### DATA IN THIS EXERCISE ###

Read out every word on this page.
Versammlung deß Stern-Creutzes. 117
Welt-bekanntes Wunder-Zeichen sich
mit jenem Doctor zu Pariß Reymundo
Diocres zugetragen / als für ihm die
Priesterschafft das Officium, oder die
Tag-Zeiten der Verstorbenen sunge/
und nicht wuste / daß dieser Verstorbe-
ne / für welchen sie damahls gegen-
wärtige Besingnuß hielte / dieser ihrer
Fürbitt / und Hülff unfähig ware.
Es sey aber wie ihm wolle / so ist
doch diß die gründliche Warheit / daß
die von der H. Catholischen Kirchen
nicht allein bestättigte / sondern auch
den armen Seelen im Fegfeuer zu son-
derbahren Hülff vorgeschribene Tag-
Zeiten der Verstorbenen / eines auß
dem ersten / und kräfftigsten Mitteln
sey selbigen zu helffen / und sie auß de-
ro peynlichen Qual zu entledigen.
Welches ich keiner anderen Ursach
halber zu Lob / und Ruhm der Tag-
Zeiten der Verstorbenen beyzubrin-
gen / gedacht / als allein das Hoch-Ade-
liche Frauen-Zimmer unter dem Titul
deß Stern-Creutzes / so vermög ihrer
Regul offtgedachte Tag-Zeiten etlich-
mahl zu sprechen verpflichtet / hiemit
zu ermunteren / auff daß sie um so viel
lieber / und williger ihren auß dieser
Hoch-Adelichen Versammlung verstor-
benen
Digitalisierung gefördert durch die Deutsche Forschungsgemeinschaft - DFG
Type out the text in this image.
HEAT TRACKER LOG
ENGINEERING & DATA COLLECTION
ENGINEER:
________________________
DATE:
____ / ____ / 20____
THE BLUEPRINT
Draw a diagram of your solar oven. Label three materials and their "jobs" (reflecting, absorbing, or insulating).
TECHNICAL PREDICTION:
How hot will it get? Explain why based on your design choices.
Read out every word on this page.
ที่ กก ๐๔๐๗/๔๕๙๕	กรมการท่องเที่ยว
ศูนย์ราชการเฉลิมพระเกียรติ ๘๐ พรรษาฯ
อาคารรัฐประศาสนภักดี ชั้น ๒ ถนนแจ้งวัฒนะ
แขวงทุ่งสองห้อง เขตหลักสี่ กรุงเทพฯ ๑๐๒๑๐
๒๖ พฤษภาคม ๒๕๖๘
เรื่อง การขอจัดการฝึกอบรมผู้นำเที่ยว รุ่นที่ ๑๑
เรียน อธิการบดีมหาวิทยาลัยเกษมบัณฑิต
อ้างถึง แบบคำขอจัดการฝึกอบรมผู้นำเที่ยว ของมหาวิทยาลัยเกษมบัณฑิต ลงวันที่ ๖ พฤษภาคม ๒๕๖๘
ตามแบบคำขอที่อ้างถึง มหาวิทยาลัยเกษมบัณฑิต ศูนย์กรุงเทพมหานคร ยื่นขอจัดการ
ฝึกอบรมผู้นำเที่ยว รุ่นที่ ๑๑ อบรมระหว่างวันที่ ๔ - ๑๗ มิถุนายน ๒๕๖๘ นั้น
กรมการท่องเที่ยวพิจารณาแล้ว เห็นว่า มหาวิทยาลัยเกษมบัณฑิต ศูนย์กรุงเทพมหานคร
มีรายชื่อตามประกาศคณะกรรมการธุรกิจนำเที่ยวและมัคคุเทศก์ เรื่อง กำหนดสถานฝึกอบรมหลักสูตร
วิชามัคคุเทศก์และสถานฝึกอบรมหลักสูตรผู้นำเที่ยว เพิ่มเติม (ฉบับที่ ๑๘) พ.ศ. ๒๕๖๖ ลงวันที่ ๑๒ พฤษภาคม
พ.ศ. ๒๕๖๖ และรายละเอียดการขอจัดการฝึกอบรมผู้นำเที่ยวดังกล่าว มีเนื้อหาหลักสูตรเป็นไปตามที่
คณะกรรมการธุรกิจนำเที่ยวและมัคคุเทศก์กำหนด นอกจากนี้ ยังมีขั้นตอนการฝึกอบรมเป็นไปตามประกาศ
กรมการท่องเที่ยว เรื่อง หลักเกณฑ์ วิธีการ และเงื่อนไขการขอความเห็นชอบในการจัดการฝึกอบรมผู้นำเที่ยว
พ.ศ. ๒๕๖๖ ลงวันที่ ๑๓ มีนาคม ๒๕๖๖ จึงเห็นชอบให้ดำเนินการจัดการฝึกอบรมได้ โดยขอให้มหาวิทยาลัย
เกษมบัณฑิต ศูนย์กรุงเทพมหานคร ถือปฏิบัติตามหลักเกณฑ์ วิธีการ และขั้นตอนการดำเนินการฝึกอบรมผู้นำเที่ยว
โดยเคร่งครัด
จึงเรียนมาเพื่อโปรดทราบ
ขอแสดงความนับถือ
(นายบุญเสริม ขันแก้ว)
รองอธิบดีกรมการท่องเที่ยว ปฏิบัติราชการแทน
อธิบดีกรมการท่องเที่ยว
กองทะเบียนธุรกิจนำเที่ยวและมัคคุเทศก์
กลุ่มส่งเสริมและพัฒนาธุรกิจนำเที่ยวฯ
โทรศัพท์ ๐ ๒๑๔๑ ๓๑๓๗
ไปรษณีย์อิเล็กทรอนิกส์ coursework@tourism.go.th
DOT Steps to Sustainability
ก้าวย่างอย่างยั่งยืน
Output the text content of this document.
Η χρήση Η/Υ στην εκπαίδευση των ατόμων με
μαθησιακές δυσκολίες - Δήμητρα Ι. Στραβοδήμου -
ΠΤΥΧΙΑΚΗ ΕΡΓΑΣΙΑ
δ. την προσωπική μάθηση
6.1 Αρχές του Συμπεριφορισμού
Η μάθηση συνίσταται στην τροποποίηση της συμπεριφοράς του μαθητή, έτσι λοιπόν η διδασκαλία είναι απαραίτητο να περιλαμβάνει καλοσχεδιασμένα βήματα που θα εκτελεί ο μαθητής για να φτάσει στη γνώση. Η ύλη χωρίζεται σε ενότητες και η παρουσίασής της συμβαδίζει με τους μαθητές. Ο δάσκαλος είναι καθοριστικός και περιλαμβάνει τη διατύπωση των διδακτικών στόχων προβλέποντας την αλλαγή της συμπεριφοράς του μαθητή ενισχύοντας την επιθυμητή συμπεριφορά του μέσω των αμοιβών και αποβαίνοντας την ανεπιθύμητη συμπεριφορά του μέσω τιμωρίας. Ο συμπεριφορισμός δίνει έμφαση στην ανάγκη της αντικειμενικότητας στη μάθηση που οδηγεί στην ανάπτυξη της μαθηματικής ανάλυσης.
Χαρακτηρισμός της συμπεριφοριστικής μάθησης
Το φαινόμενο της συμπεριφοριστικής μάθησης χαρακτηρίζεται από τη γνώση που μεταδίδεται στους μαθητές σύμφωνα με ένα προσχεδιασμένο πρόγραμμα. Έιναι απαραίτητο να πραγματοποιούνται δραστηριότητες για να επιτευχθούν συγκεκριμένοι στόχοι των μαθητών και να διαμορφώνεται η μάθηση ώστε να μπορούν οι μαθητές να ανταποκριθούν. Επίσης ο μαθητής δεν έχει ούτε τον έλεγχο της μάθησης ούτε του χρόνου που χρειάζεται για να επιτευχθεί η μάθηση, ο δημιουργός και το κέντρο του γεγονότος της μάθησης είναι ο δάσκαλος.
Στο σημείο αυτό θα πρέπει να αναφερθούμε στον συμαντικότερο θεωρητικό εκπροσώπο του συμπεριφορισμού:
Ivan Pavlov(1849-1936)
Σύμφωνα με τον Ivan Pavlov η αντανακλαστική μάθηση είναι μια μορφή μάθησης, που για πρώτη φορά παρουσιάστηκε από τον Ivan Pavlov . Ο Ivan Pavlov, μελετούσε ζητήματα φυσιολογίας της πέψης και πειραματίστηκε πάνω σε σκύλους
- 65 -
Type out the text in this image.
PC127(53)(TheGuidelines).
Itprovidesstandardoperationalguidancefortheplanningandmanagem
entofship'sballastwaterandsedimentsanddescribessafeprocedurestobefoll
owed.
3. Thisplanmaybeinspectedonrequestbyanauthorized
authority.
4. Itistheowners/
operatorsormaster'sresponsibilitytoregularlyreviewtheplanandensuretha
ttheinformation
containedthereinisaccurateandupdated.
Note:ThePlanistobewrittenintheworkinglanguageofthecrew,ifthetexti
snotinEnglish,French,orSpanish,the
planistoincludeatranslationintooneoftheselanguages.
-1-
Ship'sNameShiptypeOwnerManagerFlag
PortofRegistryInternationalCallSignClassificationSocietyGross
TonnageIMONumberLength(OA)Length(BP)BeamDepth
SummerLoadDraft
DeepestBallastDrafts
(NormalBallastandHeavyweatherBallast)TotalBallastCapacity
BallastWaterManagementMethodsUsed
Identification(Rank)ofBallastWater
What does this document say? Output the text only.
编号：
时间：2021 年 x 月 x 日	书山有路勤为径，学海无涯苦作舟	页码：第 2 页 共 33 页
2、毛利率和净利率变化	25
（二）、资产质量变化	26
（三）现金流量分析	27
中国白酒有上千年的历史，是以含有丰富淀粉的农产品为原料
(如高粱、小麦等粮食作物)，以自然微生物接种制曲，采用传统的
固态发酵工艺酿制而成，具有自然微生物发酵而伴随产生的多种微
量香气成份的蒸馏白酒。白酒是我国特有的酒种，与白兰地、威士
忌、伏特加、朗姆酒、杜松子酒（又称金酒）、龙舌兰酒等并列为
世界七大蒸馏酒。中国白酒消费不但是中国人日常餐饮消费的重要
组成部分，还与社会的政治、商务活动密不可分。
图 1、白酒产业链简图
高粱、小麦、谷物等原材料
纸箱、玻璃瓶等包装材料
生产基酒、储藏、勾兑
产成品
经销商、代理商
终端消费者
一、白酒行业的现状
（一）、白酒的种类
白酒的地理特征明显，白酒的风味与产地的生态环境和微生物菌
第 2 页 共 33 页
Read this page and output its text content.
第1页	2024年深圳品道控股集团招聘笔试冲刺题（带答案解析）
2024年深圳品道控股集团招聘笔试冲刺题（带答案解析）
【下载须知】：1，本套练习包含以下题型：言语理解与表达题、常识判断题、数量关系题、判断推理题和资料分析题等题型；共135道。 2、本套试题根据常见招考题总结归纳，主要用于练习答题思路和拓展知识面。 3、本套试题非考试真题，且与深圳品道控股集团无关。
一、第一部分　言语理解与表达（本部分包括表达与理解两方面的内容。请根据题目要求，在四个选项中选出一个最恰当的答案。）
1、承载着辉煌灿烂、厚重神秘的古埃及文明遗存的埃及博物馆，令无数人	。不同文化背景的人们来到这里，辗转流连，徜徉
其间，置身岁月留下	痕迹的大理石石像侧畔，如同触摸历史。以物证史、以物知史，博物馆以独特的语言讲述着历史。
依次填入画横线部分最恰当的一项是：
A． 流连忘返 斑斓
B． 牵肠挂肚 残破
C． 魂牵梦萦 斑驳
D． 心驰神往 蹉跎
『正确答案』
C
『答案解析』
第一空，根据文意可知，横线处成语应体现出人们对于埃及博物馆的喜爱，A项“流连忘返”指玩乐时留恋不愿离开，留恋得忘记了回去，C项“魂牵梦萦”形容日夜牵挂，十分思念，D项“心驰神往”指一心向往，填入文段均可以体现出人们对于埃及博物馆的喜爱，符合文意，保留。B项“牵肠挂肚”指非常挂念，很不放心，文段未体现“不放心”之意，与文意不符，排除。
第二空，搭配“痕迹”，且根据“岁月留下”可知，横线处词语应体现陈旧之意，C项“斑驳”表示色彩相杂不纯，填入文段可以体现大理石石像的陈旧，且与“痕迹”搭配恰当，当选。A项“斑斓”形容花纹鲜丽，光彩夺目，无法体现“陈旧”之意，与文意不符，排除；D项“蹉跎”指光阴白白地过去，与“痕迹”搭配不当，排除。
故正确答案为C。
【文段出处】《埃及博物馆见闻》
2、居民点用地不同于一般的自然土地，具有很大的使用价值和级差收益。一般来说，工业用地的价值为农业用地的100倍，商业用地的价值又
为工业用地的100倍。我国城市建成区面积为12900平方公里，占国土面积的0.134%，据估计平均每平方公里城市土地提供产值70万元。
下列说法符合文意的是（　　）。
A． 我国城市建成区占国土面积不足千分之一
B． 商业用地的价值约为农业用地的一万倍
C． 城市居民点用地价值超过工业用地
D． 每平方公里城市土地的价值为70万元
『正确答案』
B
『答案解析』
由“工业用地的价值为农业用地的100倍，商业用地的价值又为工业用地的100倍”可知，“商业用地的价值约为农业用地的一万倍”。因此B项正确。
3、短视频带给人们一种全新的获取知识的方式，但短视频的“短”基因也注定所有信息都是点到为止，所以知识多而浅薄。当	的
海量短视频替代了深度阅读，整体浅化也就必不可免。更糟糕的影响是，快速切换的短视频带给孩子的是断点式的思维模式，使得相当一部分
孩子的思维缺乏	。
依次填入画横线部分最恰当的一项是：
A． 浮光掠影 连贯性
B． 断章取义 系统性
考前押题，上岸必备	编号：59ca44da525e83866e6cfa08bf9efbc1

###

● THE EXERCISE:
From the listing above, pick out every line containing "牵肠挂肚".

● SOLVED EXERCISE:
B． 牵肠挂肚 残破
第一空，根据文意可知，横线处成语应体现出人们对于埃及博物馆的喜爱，A项“流连忘返”指玩乐时留恋不愿离开，留恋得忘记了回去，C项“魂牵梦萦”形容日夜牵挂，十分思念，D项“心驰神往”指一心向往，填入文段均可以体现出人们对于埃及博物馆的喜爱，符合文意，保留。B项“牵肠挂肚”指非常挂念，很不放心，文段未体现“不放心”之意，与文意不符，排除。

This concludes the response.